PROBLEM
Find the lines holding the string "friend" in the data, then copy all of them.
---- RECORDS FOR PROCESSING
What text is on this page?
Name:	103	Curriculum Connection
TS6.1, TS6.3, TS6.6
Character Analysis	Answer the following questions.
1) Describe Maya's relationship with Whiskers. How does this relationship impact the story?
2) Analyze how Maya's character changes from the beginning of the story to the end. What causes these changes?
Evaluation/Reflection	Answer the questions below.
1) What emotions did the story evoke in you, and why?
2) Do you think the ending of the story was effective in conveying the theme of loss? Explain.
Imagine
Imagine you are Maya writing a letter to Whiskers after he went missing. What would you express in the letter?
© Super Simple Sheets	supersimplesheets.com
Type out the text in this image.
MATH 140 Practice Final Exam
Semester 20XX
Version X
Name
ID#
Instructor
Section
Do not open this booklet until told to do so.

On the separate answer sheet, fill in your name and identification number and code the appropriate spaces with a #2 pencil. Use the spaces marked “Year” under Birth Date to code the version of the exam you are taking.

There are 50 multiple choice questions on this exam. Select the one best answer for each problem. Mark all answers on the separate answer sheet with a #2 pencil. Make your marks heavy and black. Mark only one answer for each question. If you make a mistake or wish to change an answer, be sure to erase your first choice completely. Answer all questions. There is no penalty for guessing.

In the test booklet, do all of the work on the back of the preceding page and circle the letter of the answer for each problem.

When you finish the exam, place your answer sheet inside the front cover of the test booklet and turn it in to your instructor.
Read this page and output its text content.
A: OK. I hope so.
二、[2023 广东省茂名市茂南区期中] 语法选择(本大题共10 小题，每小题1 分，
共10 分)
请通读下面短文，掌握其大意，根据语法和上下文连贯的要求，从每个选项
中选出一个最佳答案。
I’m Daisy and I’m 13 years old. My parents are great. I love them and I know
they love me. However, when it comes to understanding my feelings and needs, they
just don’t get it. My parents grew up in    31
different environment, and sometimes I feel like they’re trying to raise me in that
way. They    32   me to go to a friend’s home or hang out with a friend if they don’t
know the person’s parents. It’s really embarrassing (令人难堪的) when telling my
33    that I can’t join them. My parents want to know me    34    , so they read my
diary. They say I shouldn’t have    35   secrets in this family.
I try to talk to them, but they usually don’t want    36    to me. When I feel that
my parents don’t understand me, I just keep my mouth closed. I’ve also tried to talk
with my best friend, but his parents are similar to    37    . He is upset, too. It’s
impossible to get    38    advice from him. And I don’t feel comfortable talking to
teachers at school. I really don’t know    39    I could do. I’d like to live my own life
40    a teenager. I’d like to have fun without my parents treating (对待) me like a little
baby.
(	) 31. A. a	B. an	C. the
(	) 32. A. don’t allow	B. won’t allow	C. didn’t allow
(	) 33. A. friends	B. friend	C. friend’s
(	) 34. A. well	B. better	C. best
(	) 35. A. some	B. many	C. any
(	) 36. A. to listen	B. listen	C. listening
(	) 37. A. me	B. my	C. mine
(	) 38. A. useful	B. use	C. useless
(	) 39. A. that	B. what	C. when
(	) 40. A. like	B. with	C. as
--------
EXERCISE RESULT
way. They    32   me to go to a friend’s home or hang out with a friend if they don’t
with my best friend, but his parents are similar to    37    . He is upset, too. It’s
(	) 33. A. friends	B. friend	C. friend’s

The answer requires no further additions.